» Objective:
Reproduce the listing word for word, leaving every picture behind.

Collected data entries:
================================
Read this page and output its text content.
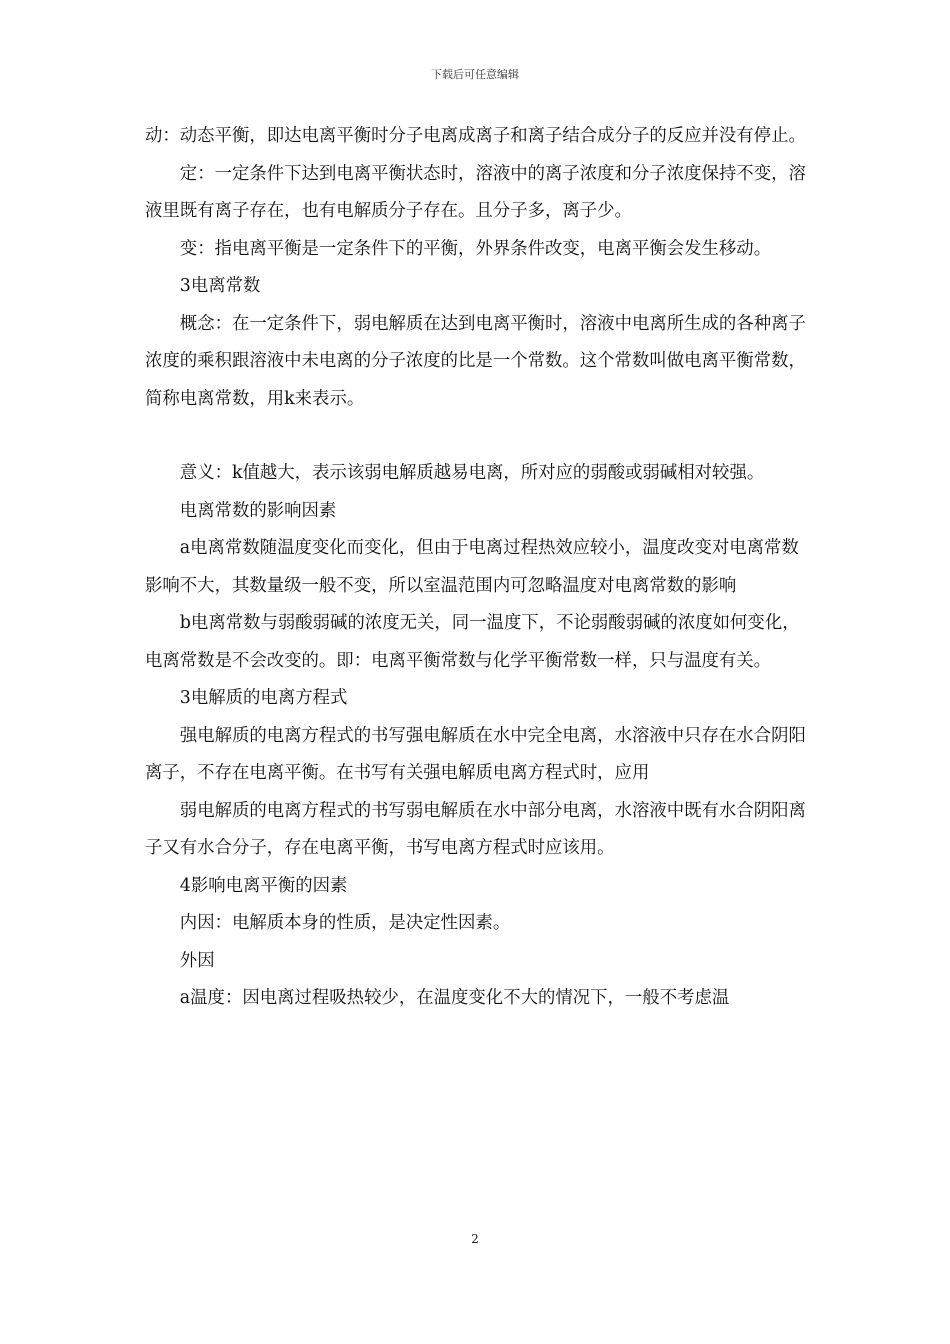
下载后可任意编辑

动：动态平衡，即达电离平衡时分子电离成离子和离子结合成分子的反应并没有停止。

定：一定条件下达到电离平衡状态时，溶液中的离子浓度和分子浓度保持不变，溶液里既有离子存在，也有电解质分子存在。且分子多，离子少。

变：指电离平衡是一定条件下的平衡，外界条件改变，电离平衡会发生移动。

3电离常数

概念：在一定条件下，弱电解质在达到电离平衡时，溶液中电离所生成的各种离子浓度的乘积跟溶液中未电离的分子浓度的比是一个常数。这个常数叫做电离平衡常数，简称电离常数，用k来表示。

意义：k值越大，表示该弱电解质越易电离，所对应的弱酸或弱碱相对较强。

电离常数的影响因素

a电离常数随温度变化而变化，但由于电离过程热效应较小，温度改变对电离常数影响不大，其数量级一般不变，所以室温范围内可忽略温度对电离常数的影响

b电离常数与弱酸弱碱的浓度无关，同一温度下，不论弱酸弱碱的浓度如何变化，电离常数是不会改变的。即：电离平衡常数与化学平衡常数一样，只与温度有关。

3电解质的电离方程式

强电解质的电离方程式的书写强电解质在水中完全电离，水溶液中只存在水合阴阳离子，不存在电离平衡。在书写有关强电解质电离方程式时，应用

弱电解质的电离方程式的书写弱电解质在水中部分电离，水溶液中既有水合阴阳离子又有水合分子，存在电离平衡，书写电离方程式时应该用。

4影响电离平衡的因素

内因：电解质本身的性质，是决定性因素。

外因

a温度：因电离过程吸热较少，在温度变化不大的情况下，一般不考虑温

2
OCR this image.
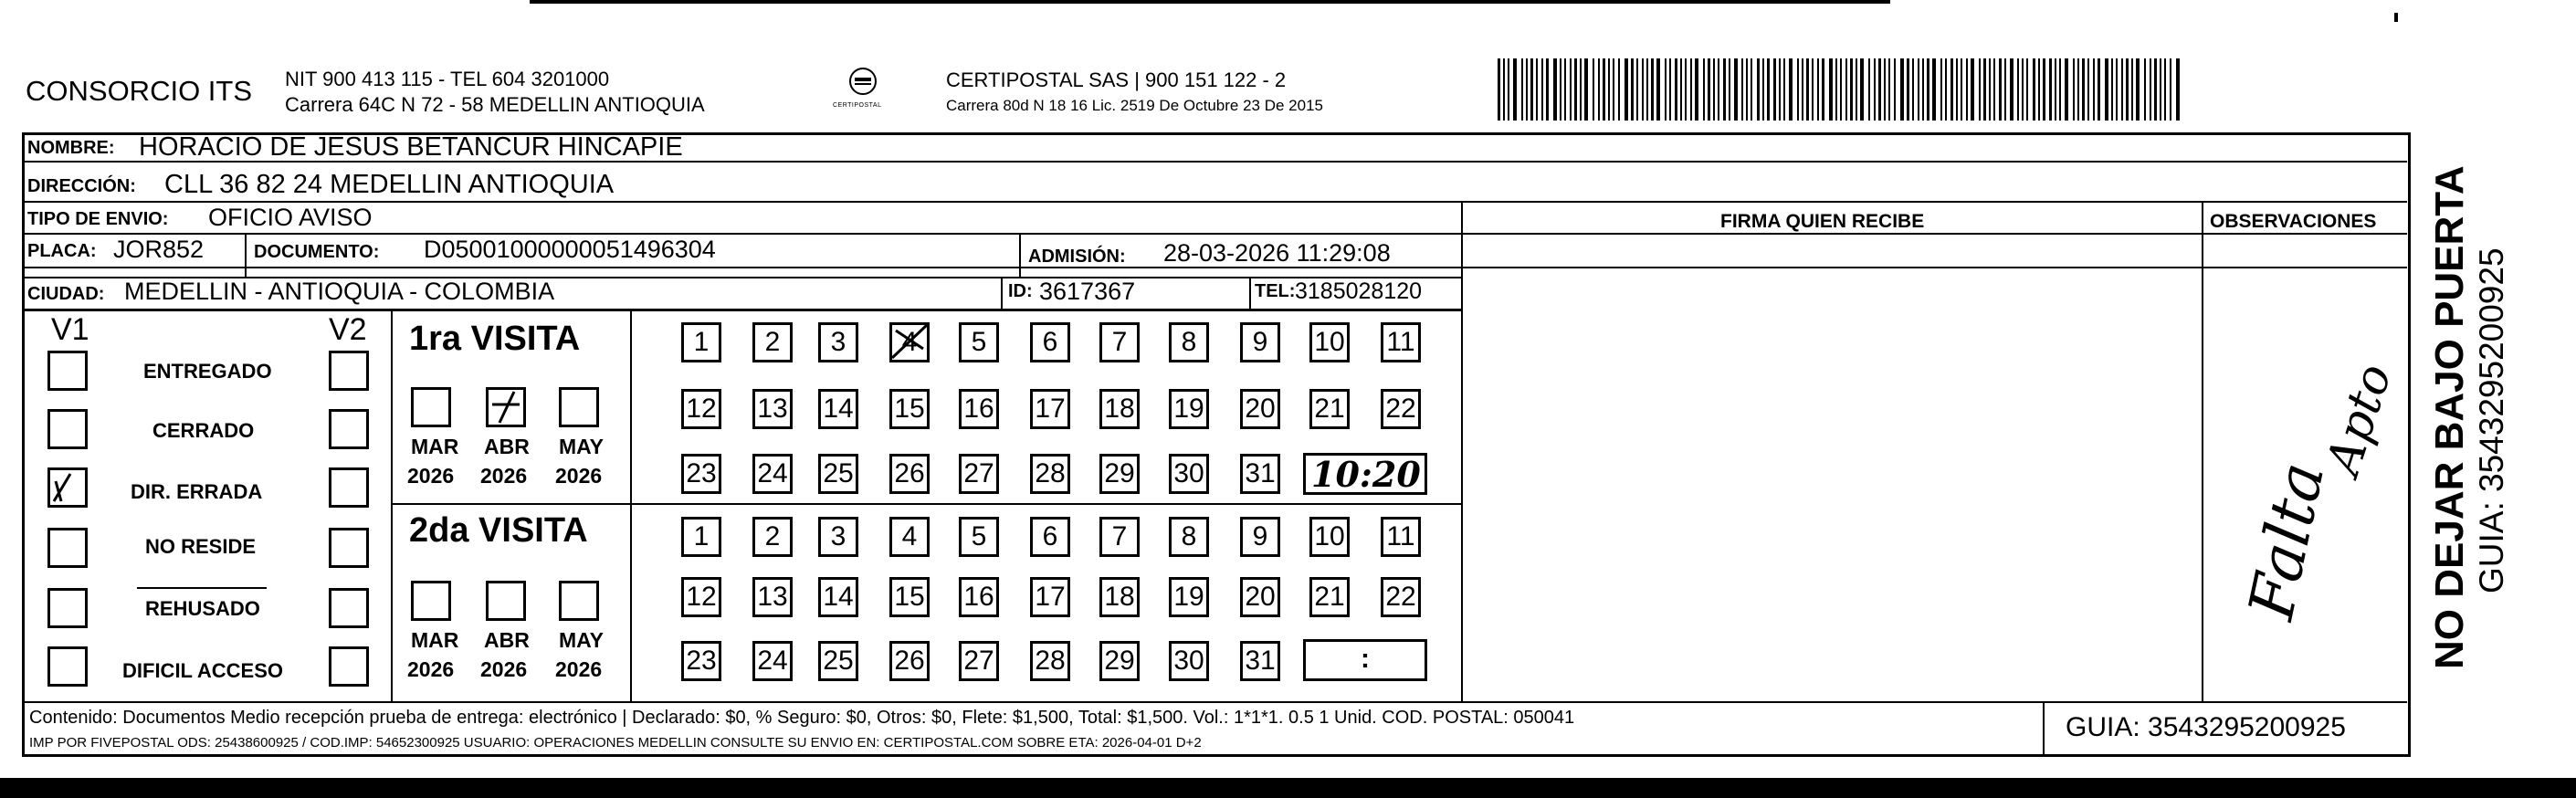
CONSORCIO ITS NIT 900 413 115 - TEL 604 3201000
Carrera 64C N 72 - 58 MEDELLIN ANTIOQUIA	CERTIPOSTAL
CERTIPOSTAL SAS | 900 151 122 - 2
Carrera 80d N 18 16 Lic. 2519 De Octubre 23 De 2015
NOMBRE: HORACIO DE JESUS BETANCUR HINCAPIE
DIRECCIÓN: CLL 36 82 24 MEDELLIN ANTIOQUIA
TIPO DE ENVIO: OFICIO AVISO	FIRMA QUIEN RECIBE	OBSERVACIONES
PLACA: JOR852	DOCUMENTO: D05001000000051496304	ADMISIÓN: 28-03-2026 11:29:08
CIUDAD: MEDELLIN - ANTIOQUIA - COLOMBIA	ID: 3617367	TEL: 3185028120
V1	V2
ENTREGADO
CERRADO
DIR. ERRADA
NO RESIDE
REHUSADO
DIFICIL ACCESO
1ra VISITA
MAR ABR MAY
2026 2026 2026
2da VISITA
MAR ABR MAY
2026 2026 2026
1	2	3	4	5	6	7	8	9	10 11
12 13 14 15 16 17 18 19 20 21 22
23 24 25 26 27 28 29 30 31
1	2	3	4	5	6	7	8	9	10 11
12 13 14 15 16 17 18 19 20 21 22
23 24 25 26 27 28 29 30 31
10:20
:
Falta
Apto
Contenido: Documentos Medio recepción prueba de entrega: electrónico | Declarado: $0, % Seguro: $0, Otros: $0, Flete: $1,500, Total: $1,500. Vol.: 1*1*1. 0.5 1 Unid. COD. POSTAL: 050041
IMP POR FIVEPOSTAL ODS: 25438600925 / COD.IMP: 54652300925 USUARIO: OPERACIONES MEDELLIN CONSULTE SU ENVIO EN: CERTIPOSTAL.COM SOBRE ETA: 2026-04-01 D+2
GUIA: 3543295200925
NO DEJAR BAJO PUERTA GUIA: 3543295200925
================================
» Solution:
Read this page and output its text content.
下载后可任意编辑

动：动态平衡，即达电离平衡时分子电离成离子和离子结合成分子的反应并没有停止。

定：一定条件下达到电离平衡状态时，溶液中的离子浓度和分子浓度保持不变，溶液里既有离子存在，也有电解质分子存在。且分子多，离子少。

变：指电离平衡是一定条件下的平衡，外界条件改变，电离平衡会发生移动。

3电离常数

概念：在一定条件下，弱电解质在达到电离平衡时，溶液中电离所生成的各种离子浓度的乘积跟溶液中未电离的分子浓度的比是一个常数。这个常数叫做电离平衡常数，简称电离常数，用k来表示。

意义：k值越大，表示该弱电解质越易电离，所对应的弱酸或弱碱相对较强。

电离常数的影响因素

a电离常数随温度变化而变化，但由于电离过程热效应较小，温度改变对电离常数影响不大，其数量级一般不变，所以室温范围内可忽略温度对电离常数的影响

b电离常数与弱酸弱碱的浓度无关，同一温度下，不论弱酸弱碱的浓度如何变化，电离常数是不会改变的。即：电离平衡常数与化学平衡常数一样，只与温度有关。

3电解质的电离方程式

强电解质的电离方程式的书写强电解质在水中完全电离，水溶液中只存在水合阴阳离子，不存在电离平衡。在书写有关强电解质电离方程式时，应用

弱电解质的电离方程式的书写弱电解质在水中部分电离，水溶液中既有水合阴阳离子又有水合分子，存在电离平衡，书写电离方程式时应该用。

4影响电离平衡的因素

内因：电解质本身的性质，是决定性因素。

外因

a温度：因电离过程吸热较少，在温度变化不大的情况下，一般不考虑温

2
OCR this image.
CONSORCIO ITS NIT 900 413 115 - TEL 604 3201000
Carrera 64C N 72 - 58 MEDELLIN ANTIOQUIA	CERTIPOSTAL
CERTIPOSTAL SAS | 900 151 122 - 2
Carrera 80d N 18 16 Lic. 2519 De Octubre 23 De 2015
NOMBRE: HORACIO DE JESUS BETANCUR HINCAPIE
DIRECCIÓN: CLL 36 82 24 MEDELLIN ANTIOQUIA
TIPO DE ENVIO: OFICIO AVISO	FIRMA QUIEN RECIBE	OBSERVACIONES
PLACA: JOR852	DOCUMENTO: D05001000000051496304	ADMISIÓN: 28-03-2026 11:29:08
CIUDAD: MEDELLIN - ANTIOQUIA - COLOMBIA	ID: 3617367	TEL: 3185028120
V1	V2
ENTREGADO
CERRADO
DIR. ERRADA
NO RESIDE
REHUSADO
DIFICIL ACCESO
1ra VISITA
MAR ABR MAY
2026 2026 2026
2da VISITA
MAR ABR MAY
2026 2026 2026
1	2	3	4	5	6	7	8	9	10 11
12 13 14 15 16 17 18 19 20 21 22
23 24 25 26 27 28 29 30 31
1	2	3	4	5	6	7	8	9	10 11
12 13 14 15 16 17 18 19 20 21 22
23 24 25 26 27 28 29 30 31
10:20
:
Falta
Apto
Contenido: Documentos Medio recepción prueba de entrega: electrónico | Declarado: $0, % Seguro: $0, Otros: $0, Flete: $1,500, Total: $1,500. Vol.: 1*1*1. 0.5 1 Unid. COD. POSTAL: 050041
IMP POR FIVEPOSTAL ODS: 25438600925 / COD.IMP: 54652300925 USUARIO: OPERACIONES MEDELLIN CONSULTE SU ENVIO EN: CERTIPOSTAL.COM SOBRE ETA: 2026-04-01 D+2
GUIA: 3543295200925
NO DEJAR BAJO PUERTA GUIA: 3543295200925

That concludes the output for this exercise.